Description of the task: Read the records and write them out again exactly.
^^^^^^^^^^^^^^^^
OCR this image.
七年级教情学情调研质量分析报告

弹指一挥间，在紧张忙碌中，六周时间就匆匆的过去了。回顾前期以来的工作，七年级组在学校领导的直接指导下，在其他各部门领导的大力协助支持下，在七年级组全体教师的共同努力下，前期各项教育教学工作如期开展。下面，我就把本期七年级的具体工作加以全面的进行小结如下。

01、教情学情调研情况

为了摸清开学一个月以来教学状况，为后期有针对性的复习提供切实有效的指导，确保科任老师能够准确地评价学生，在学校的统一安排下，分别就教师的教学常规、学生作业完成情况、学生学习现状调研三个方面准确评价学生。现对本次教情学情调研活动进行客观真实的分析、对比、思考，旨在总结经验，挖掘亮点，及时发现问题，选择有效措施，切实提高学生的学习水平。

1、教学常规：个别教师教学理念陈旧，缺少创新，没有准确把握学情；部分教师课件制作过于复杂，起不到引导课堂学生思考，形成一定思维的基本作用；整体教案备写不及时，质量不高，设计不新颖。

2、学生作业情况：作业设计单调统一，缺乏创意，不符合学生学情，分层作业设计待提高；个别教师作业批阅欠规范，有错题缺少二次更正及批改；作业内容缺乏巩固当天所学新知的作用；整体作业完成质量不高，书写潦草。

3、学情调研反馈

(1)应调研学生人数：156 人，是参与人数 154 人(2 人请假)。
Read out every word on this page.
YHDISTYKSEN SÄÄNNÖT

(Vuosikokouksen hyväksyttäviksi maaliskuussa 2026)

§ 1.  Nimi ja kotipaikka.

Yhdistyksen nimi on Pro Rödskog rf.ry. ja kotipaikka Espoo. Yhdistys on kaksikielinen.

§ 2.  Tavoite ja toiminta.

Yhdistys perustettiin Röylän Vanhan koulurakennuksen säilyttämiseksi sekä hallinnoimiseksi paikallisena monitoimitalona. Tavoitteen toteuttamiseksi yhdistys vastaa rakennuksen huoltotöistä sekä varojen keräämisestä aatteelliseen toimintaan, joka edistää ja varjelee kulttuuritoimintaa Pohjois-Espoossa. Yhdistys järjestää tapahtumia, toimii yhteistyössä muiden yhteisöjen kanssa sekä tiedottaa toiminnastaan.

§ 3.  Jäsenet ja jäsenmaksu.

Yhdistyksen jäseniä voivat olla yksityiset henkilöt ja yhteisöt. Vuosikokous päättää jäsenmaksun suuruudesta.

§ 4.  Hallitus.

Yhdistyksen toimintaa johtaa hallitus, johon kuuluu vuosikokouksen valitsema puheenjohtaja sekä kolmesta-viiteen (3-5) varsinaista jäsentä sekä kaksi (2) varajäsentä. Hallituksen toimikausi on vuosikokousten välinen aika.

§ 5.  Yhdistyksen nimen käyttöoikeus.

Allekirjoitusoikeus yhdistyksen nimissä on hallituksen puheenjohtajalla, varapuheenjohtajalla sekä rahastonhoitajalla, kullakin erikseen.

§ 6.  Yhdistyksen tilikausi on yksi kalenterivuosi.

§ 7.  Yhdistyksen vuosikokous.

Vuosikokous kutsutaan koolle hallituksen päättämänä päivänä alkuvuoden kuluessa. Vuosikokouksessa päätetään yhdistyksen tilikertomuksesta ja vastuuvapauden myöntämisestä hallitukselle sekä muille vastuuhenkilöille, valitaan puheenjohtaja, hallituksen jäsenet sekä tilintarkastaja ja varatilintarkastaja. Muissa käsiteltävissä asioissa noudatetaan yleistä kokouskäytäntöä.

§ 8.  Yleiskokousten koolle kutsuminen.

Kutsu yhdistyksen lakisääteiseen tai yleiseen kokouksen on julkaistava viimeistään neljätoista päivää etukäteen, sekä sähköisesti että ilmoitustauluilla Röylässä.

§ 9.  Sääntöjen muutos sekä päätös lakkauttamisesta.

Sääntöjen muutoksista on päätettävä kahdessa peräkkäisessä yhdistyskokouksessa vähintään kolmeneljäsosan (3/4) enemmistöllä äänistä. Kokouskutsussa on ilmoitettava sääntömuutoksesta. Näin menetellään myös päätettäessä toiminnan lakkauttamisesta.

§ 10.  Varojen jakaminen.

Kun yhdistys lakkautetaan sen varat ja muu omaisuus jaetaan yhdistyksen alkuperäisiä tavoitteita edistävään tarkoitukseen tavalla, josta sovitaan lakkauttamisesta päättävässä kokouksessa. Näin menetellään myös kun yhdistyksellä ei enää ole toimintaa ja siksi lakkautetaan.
^^^^^^^^^^^^^^^^
Answer to this task:
OCR this image.
七年级教情学情调研质量分析报告

弹指一挥间，在紧张忙碌中，六周时间就匆匆的过去了。回顾前期以来的工作，七年级组在学校领导的直接指导下，在其他各部门领导的大力协助支持下，在七年级组全体教师的共同努力下，前期各项教育教学工作如期开展。下面，我就把本期七年级的具体工作加以全面的进行小结如下。

01、教情学情调研情况

为了摸清开学一个月以来教学状况，为后期有针对性的复习提供切实有效的指导，确保科任老师能够准确地评价学生，在学校的统一安排下，分别就教师的教学常规、学生作业完成情况、学生学习现状调研三个方面准确评价学生。现对本次教情学情调研活动进行客观真实的分析、对比、思考，旨在总结经验，挖掘亮点，及时发现问题，选择有效措施，切实提高学生的学习水平。

1、教学常规：个别教师教学理念陈旧，缺少创新，没有准确把握学情；部分教师课件制作过于复杂，起不到引导课堂学生思考，形成一定思维的基本作用；整体教案备写不及时，质量不高，设计不新颖。

2、学生作业情况：作业设计单调统一，缺乏创意，不符合学生学情，分层作业设计待提高；个别教师作业批阅欠规范，有错题缺少二次更正及批改；作业内容缺乏巩固当天所学新知的作用；整体作业完成质量不高，书写潦草。

3、学情调研反馈

(1)应调研学生人数：156 人，是参与人数 154 人(2 人请假)。
Read out every word on this page.
YHDISTYKSEN SÄÄNNÖT

(Vuosikokouksen hyväksyttäviksi maaliskuussa 2026)

§ 1.  Nimi ja kotipaikka.

Yhdistyksen nimi on Pro Rödskog rf.ry. ja kotipaikka Espoo. Yhdistys on kaksikielinen.

§ 2.  Tavoite ja toiminta.

Yhdistys perustettiin Röylän Vanhan koulurakennuksen säilyttämiseksi sekä hallinnoimiseksi paikallisena monitoimitalona. Tavoitteen toteuttamiseksi yhdistys vastaa rakennuksen huoltotöistä sekä varojen keräämisestä aatteelliseen toimintaan, joka edistää ja varjelee kulttuuritoimintaa Pohjois-Espoossa. Yhdistys järjestää tapahtumia, toimii yhteistyössä muiden yhteisöjen kanssa sekä tiedottaa toiminnastaan.

§ 3.  Jäsenet ja jäsenmaksu.

Yhdistyksen jäseniä voivat olla yksityiset henkilöt ja yhteisöt. Vuosikokous päättää jäsenmaksun suuruudesta.

§ 4.  Hallitus.

Yhdistyksen toimintaa johtaa hallitus, johon kuuluu vuosikokouksen valitsema puheenjohtaja sekä kolmesta-viiteen (3-5) varsinaista jäsentä sekä kaksi (2) varajäsentä. Hallituksen toimikausi on vuosikokousten välinen aika.

§ 5.  Yhdistyksen nimen käyttöoikeus.

Allekirjoitusoikeus yhdistyksen nimissä on hallituksen puheenjohtajalla, varapuheenjohtajalla sekä rahastonhoitajalla, kullakin erikseen.

§ 6.  Yhdistyksen tilikausi on yksi kalenterivuosi.

§ 7.  Yhdistyksen vuosikokous.

Vuosikokous kutsutaan koolle hallituksen päättämänä päivänä alkuvuoden kuluessa. Vuosikokouksessa päätetään yhdistyksen tilikertomuksesta ja vastuuvapauden myöntämisestä hallitukselle sekä muille vastuuhenkilöille, valitaan puheenjohtaja, hallituksen jäsenet sekä tilintarkastaja ja varatilintarkastaja. Muissa käsiteltävissä asioissa noudatetaan yleistä kokouskäytäntöä.

§ 8.  Yleiskokousten koolle kutsuminen.

Kutsu yhdistyksen lakisääteiseen tai yleiseen kokouksen on julkaistava viimeistään neljätoista päivää etukäteen, sekä sähköisesti että ilmoitustauluilla Röylässä.

§ 9.  Sääntöjen muutos sekä päätös lakkauttamisesta.

Sääntöjen muutoksista on päätettävä kahdessa peräkkäisessä yhdistyskokouksessa vähintään kolmeneljäsosan (3/4) enemmistöllä äänistä. Kokouskutsussa on ilmoitettava sääntömuutoksesta. Näin menetellään myös päätettäessä toiminnan lakkauttamisesta.

§ 10.  Varojen jakaminen.

Kun yhdistys lakkautetaan sen varat ja muu omaisuus jaetaan yhdistyksen alkuperäisiä tavoitteita edistävään tarkoitukseen tavalla, josta sovitaan lakkauttamisesta päättävässä kokouksessa. Näin menetellään myös kun yhdistyksellä ei enää ole toimintaa ja siksi lakkautetaan.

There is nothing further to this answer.